▶ [Short task] Search the material for "Operating" and show all lines that contain it.

Stored items

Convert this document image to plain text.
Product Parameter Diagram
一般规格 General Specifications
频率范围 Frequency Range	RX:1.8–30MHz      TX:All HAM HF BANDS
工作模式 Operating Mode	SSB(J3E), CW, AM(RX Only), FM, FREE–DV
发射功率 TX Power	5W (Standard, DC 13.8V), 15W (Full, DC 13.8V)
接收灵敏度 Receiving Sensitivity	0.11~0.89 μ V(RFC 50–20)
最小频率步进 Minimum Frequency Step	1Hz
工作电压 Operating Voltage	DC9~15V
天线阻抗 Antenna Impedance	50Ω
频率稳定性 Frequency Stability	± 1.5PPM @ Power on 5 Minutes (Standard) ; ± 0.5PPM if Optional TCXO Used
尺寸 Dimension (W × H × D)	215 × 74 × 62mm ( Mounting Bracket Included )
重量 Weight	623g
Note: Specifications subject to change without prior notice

* * *

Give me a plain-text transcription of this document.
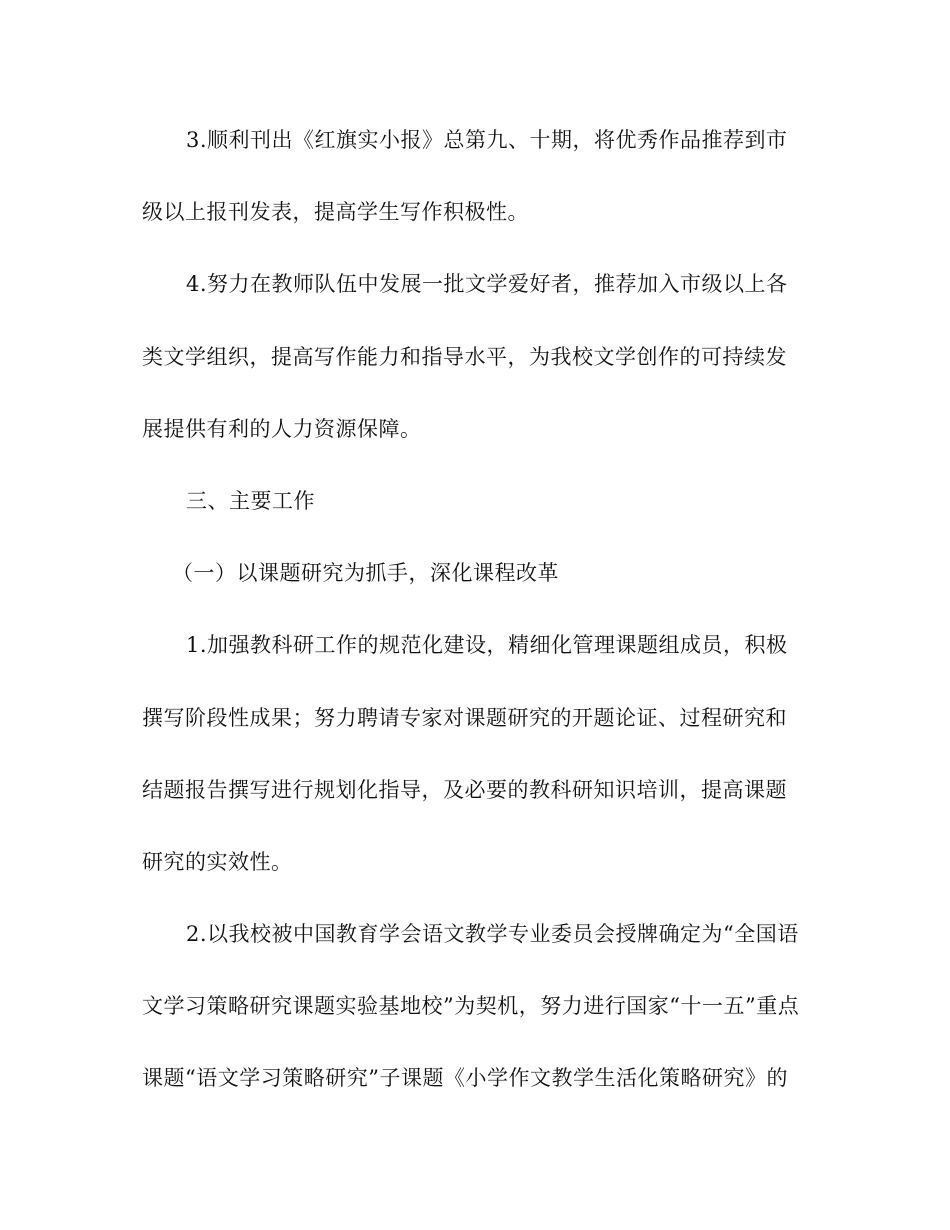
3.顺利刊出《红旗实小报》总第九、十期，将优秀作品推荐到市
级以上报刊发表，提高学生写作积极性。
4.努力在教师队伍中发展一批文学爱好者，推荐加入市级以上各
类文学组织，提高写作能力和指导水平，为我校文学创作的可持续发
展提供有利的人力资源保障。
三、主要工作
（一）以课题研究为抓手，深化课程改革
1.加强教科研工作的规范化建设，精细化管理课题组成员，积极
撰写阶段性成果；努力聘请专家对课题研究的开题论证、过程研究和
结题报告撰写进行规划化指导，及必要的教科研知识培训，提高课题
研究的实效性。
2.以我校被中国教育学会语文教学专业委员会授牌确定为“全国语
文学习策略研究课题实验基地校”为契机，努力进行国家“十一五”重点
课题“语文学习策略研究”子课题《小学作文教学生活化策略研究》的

...

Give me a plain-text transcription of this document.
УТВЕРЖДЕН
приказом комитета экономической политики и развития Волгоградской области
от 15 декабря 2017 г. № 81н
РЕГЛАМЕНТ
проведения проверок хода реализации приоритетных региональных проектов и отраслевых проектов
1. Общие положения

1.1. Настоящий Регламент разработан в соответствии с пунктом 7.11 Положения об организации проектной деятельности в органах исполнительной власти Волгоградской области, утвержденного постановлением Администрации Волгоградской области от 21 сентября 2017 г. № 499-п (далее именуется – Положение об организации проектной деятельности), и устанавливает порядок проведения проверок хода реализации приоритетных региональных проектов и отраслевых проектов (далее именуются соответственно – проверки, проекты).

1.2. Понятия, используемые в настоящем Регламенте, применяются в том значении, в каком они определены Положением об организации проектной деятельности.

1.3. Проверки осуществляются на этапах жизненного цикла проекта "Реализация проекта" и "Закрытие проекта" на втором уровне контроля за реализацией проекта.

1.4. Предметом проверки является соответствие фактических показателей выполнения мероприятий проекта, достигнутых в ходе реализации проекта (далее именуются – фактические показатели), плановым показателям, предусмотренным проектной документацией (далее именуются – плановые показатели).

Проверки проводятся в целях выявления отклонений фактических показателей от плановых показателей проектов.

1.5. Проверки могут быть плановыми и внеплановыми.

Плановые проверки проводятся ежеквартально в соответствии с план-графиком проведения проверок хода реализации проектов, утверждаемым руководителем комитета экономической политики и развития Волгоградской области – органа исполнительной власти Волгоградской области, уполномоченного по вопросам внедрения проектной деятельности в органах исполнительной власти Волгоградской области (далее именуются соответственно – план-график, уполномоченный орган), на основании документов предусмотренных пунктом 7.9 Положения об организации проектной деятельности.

▶ [Solution for this problem]
工作模式 Operating Mode	SSB(J3E), CW, AM(RX Only), FM, FREE–DV
工作电压 Operating Voltage	DC9~15V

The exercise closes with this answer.